--- Start ---
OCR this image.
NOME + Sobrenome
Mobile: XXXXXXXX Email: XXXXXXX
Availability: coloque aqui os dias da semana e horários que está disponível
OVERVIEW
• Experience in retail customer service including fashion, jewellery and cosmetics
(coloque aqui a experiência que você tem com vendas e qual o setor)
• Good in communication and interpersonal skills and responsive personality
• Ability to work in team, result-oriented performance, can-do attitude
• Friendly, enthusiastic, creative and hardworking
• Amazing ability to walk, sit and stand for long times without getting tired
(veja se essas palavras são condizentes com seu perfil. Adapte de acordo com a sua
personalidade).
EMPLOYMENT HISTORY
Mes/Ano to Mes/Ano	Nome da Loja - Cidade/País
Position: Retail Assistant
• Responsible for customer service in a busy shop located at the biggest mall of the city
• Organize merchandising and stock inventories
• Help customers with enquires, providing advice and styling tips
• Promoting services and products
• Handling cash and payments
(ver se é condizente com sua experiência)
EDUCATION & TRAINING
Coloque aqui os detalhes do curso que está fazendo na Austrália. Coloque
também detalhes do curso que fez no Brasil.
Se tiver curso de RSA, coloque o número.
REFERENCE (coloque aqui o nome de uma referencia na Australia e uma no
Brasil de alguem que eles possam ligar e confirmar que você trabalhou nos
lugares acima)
--- End ---
• _What you will do_:
Type out the whole listing above again, exactly as it stands.

• _Response_:
OCR this image.
NOME + Sobrenome
Mobile: XXXXXXXX Email: XXXXXXX
Availability: coloque aqui os dias da semana e horários que está disponível
OVERVIEW
• Experience in retail customer service including fashion, jewellery and cosmetics
(coloque aqui a experiência que você tem com vendas e qual o setor)
• Good in communication and interpersonal skills and responsive personality
• Ability to work in team, result-oriented performance, can-do attitude
• Friendly, enthusiastic, creative and hardworking
• Amazing ability to walk, sit and stand for long times without getting tired
(veja se essas palavras são condizentes com seu perfil. Adapte de acordo com a sua
personalidade).
EMPLOYMENT HISTORY
Mes/Ano to Mes/Ano	Nome da Loja - Cidade/País
Position: Retail Assistant
• Responsible for customer service in a busy shop located at the biggest mall of the city
• Organize merchandising and stock inventories
• Help customers with enquires, providing advice and styling tips
• Promoting services and products
• Handling cash and payments
(ver se é condizente com sua experiência)
EDUCATION & TRAINING
Coloque aqui os detalhes do curso que está fazendo na Austrália. Coloque
também detalhes do curso que fez no Brasil.
Se tiver curso de RSA, coloque o número.
REFERENCE (coloque aqui o nome de uma referencia na Australia e uma no
Brasil de alguem que eles possam ligar e confirmar que você trabalhou nos
lugares acima)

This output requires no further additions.